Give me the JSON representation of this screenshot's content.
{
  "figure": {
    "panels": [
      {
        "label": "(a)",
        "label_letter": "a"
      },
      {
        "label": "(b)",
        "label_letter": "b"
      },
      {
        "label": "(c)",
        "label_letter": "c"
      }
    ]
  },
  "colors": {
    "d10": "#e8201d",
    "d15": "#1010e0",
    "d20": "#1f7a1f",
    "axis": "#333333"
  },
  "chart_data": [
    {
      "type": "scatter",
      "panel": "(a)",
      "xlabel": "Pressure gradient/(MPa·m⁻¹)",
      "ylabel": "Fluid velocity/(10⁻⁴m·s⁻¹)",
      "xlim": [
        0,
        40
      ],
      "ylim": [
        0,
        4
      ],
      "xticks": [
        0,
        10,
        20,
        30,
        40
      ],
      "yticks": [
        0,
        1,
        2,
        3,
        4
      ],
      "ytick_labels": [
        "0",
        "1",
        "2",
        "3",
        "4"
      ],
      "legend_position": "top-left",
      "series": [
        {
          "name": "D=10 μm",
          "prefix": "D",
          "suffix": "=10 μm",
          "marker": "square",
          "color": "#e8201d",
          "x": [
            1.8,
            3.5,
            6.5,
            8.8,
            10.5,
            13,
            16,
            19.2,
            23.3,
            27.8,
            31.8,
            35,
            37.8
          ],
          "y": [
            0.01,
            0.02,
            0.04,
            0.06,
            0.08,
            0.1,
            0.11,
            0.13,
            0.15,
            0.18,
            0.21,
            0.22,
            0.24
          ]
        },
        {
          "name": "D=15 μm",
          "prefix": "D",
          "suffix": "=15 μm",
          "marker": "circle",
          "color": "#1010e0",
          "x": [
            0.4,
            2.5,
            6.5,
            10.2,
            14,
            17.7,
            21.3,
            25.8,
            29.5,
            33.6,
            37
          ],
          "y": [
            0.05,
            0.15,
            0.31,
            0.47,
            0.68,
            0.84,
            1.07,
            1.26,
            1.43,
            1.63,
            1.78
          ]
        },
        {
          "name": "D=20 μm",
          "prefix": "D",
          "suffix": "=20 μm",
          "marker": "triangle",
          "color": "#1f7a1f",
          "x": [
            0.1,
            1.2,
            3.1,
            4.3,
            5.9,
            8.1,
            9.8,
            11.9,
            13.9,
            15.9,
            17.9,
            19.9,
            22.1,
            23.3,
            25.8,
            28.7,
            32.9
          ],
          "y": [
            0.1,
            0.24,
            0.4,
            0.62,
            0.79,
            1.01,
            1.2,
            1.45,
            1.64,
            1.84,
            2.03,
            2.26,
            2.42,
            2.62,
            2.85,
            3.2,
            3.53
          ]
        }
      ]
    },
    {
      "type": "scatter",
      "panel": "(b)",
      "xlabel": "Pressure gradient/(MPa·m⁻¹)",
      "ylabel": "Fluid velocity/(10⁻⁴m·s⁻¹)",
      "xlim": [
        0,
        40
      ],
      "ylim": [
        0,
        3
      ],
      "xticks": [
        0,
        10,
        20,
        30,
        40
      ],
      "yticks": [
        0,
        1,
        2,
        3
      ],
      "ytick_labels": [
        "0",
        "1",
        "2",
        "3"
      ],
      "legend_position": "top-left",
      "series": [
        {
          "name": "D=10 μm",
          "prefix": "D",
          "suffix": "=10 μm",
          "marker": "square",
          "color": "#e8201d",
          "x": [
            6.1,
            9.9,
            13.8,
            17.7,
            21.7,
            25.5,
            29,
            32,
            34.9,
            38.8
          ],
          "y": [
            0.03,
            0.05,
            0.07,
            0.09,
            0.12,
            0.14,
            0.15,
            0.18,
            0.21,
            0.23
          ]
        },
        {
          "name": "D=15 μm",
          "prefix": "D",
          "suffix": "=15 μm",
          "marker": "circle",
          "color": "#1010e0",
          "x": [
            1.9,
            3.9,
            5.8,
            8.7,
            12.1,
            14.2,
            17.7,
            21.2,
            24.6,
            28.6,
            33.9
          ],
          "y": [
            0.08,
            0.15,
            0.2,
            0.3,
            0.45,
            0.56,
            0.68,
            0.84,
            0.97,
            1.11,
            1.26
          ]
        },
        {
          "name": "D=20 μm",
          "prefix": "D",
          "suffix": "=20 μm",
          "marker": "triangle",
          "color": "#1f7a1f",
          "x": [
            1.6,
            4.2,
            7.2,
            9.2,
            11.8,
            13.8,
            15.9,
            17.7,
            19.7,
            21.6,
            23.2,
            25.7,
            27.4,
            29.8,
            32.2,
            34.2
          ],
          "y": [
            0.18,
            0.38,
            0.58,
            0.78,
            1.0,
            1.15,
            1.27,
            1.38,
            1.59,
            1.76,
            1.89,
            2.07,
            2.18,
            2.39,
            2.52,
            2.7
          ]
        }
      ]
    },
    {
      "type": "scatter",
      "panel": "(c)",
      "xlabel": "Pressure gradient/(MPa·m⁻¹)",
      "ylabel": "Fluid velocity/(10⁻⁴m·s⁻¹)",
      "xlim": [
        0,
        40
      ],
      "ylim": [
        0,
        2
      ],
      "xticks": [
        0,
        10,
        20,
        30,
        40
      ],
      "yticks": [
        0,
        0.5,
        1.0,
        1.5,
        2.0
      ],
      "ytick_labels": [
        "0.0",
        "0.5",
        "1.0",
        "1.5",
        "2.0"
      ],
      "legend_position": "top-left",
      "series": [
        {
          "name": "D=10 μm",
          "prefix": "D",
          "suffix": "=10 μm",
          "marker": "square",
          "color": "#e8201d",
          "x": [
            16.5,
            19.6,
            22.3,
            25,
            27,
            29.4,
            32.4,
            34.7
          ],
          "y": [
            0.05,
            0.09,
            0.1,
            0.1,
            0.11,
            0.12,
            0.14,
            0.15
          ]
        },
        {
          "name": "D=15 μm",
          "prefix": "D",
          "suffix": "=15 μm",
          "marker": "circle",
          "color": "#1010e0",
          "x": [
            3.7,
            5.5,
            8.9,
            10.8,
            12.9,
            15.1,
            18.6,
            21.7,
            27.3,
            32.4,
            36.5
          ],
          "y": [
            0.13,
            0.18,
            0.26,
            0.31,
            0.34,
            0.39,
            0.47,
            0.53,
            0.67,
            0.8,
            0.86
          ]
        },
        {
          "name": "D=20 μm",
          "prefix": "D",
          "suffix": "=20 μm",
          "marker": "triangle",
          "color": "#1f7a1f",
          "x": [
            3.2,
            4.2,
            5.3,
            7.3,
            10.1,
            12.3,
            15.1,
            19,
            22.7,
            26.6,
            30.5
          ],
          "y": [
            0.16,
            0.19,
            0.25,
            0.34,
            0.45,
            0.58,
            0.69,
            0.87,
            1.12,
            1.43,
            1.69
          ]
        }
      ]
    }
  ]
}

## [Work required]
Copy the material above verbatim.

## [Final result]
Give me the JSON representation of this screenshot's content.
{
  "figure": {
    "panels": [
      {
        "label": "(a)",
        "label_letter": "a"
      },
      {
        "label": "(b)",
        "label_letter": "b"
      },
      {
        "label": "(c)",
        "label_letter": "c"
      }
    ]
  },
  "colors": {
    "d10": "#e8201d",
    "d15": "#1010e0",
    "d20": "#1f7a1f",
    "axis": "#333333"
  },
  "chart_data": [
    {
      "type": "scatter",
      "panel": "(a)",
      "xlabel": "Pressure gradient/(MPa·m⁻¹)",
      "ylabel": "Fluid velocity/(10⁻⁴m·s⁻¹)",
      "xlim": [
        0,
        40
      ],
      "ylim": [
        0,
        4
      ],
      "xticks": [
        0,
        10,
        20,
        30,
        40
      ],
      "yticks": [
        0,
        1,
        2,
        3,
        4
      ],
      "ytick_labels": [
        "0",
        "1",
        "2",
        "3",
        "4"
      ],
      "legend_position": "top-left",
      "series": [
        {
          "name": "D=10 μm",
          "prefix": "D",
          "suffix": "=10 μm",
          "marker": "square",
          "color": "#e8201d",
          "x": [
            1.8,
            3.5,
            6.5,
            8.8,
            10.5,
            13,
            16,
            19.2,
            23.3,
            27.8,
            31.8,
            35,
            37.8
          ],
          "y": [
            0.01,
            0.02,
            0.04,
            0.06,
            0.08,
            0.1,
            0.11,
            0.13,
            0.15,
            0.18,
            0.21,
            0.22,
            0.24
          ]
        },
        {
          "name": "D=15 μm",
          "prefix": "D",
          "suffix": "=15 μm",
          "marker": "circle",
          "color": "#1010e0",
          "x": [
            0.4,
            2.5,
            6.5,
            10.2,
            14,
            17.7,
            21.3,
            25.8,
            29.5,
            33.6,
            37
          ],
          "y": [
            0.05,
            0.15,
            0.31,
            0.47,
            0.68,
            0.84,
            1.07,
            1.26,
            1.43,
            1.63,
            1.78
          ]
        },
        {
          "name": "D=20 μm",
          "prefix": "D",
          "suffix": "=20 μm",
          "marker": "triangle",
          "color": "#1f7a1f",
          "x": [
            0.1,
            1.2,
            3.1,
            4.3,
            5.9,
            8.1,
            9.8,
            11.9,
            13.9,
            15.9,
            17.9,
            19.9,
            22.1,
            23.3,
            25.8,
            28.7,
            32.9
          ],
          "y": [
            0.1,
            0.24,
            0.4,
            0.62,
            0.79,
            1.01,
            1.2,
            1.45,
            1.64,
            1.84,
            2.03,
            2.26,
            2.42,
            2.62,
            2.85,
            3.2,
            3.53
          ]
        }
      ]
    },
    {
      "type": "scatter",
      "panel": "(b)",
      "xlabel": "Pressure gradient/(MPa·m⁻¹)",
      "ylabel": "Fluid velocity/(10⁻⁴m·s⁻¹)",
      "xlim": [
        0,
        40
      ],
      "ylim": [
        0,
        3
      ],
      "xticks": [
        0,
        10,
        20,
        30,
        40
      ],
      "yticks": [
        0,
        1,
        2,
        3
      ],
      "ytick_labels": [
        "0",
        "1",
        "2",
        "3"
      ],
      "legend_position": "top-left",
      "series": [
        {
          "name": "D=10 μm",
          "prefix": "D",
          "suffix": "=10 μm",
          "marker": "square",
          "color": "#e8201d",
          "x": [
            6.1,
            9.9,
            13.8,
            17.7,
            21.7,
            25.5,
            29,
            32,
            34.9,
            38.8
          ],
          "y": [
            0.03,
            0.05,
            0.07,
            0.09,
            0.12,
            0.14,
            0.15,
            0.18,
            0.21,
            0.23
          ]
        },
        {
          "name": "D=15 μm",
          "prefix": "D",
          "suffix": "=15 μm",
          "marker": "circle",
          "color": "#1010e0",
          "x": [
            1.9,
            3.9,
            5.8,
            8.7,
            12.1,
            14.2,
            17.7,
            21.2,
            24.6,
            28.6,
            33.9
          ],
          "y": [
            0.08,
            0.15,
            0.2,
            0.3,
            0.45,
            0.56,
            0.68,
            0.84,
            0.97,
            1.11,
            1.26
          ]
        },
        {
          "name": "D=20 μm",
          "prefix": "D",
          "suffix": "=20 μm",
          "marker": "triangle",
          "color": "#1f7a1f",
          "x": [
            1.6,
            4.2,
            7.2,
            9.2,
            11.8,
            13.8,
            15.9,
            17.7,
            19.7,
            21.6,
            23.2,
            25.7,
            27.4,
            29.8,
            32.2,
            34.2
          ],
          "y": [
            0.18,
            0.38,
            0.58,
            0.78,
            1.0,
            1.15,
            1.27,
            1.38,
            1.59,
            1.76,
            1.89,
            2.07,
            2.18,
            2.39,
            2.52,
            2.7
          ]
        }
      ]
    },
    {
      "type": "scatter",
      "panel": "(c)",
      "xlabel": "Pressure gradient/(MPa·m⁻¹)",
      "ylabel": "Fluid velocity/(10⁻⁴m·s⁻¹)",
      "xlim": [
        0,
        40
      ],
      "ylim": [
        0,
        2
      ],
      "xticks": [
        0,
        10,
        20,
        30,
        40
      ],
      "yticks": [
        0,
        0.5,
        1.0,
        1.5,
        2.0
      ],
      "ytick_labels": [
        "0.0",
        "0.5",
        "1.0",
        "1.5",
        "2.0"
      ],
      "legend_position": "top-left",
      "series": [
        {
          "name": "D=10 μm",
          "prefix": "D",
          "suffix": "=10 μm",
          "marker": "square",
          "color": "#e8201d",
          "x": [
            16.5,
            19.6,
            22.3,
            25,
            27,
            29.4,
            32.4,
            34.7
          ],
          "y": [
            0.05,
            0.09,
            0.1,
            0.1,
            0.11,
            0.12,
            0.14,
            0.15
          ]
        },
        {
          "name": "D=15 μm",
          "prefix": "D",
          "suffix": "=15 μm",
          "marker": "circle",
          "color": "#1010e0",
          "x": [
            3.7,
            5.5,
            8.9,
            10.8,
            12.9,
            15.1,
            18.6,
            21.7,
            27.3,
            32.4,
            36.5
          ],
          "y": [
            0.13,
            0.18,
            0.26,
            0.31,
            0.34,
            0.39,
            0.47,
            0.53,
            0.67,
            0.8,
            0.86
          ]
        },
        {
          "name": "D=20 μm",
          "prefix": "D",
          "suffix": "=20 μm",
          "marker": "triangle",
          "color": "#1f7a1f",
          "x": [
            3.2,
            4.2,
            5.3,
            7.3,
            10.1,
            12.3,
            15.1,
            19,
            22.7,
            26.6,
            30.5
          ],
          "y": [
            0.16,
            0.19,
            0.25,
            0.34,
            0.45,
            0.58,
            0.69,
            0.87,
            1.12,
            1.43,
            1.69
          ]
        }
      ]
    }
  ]
}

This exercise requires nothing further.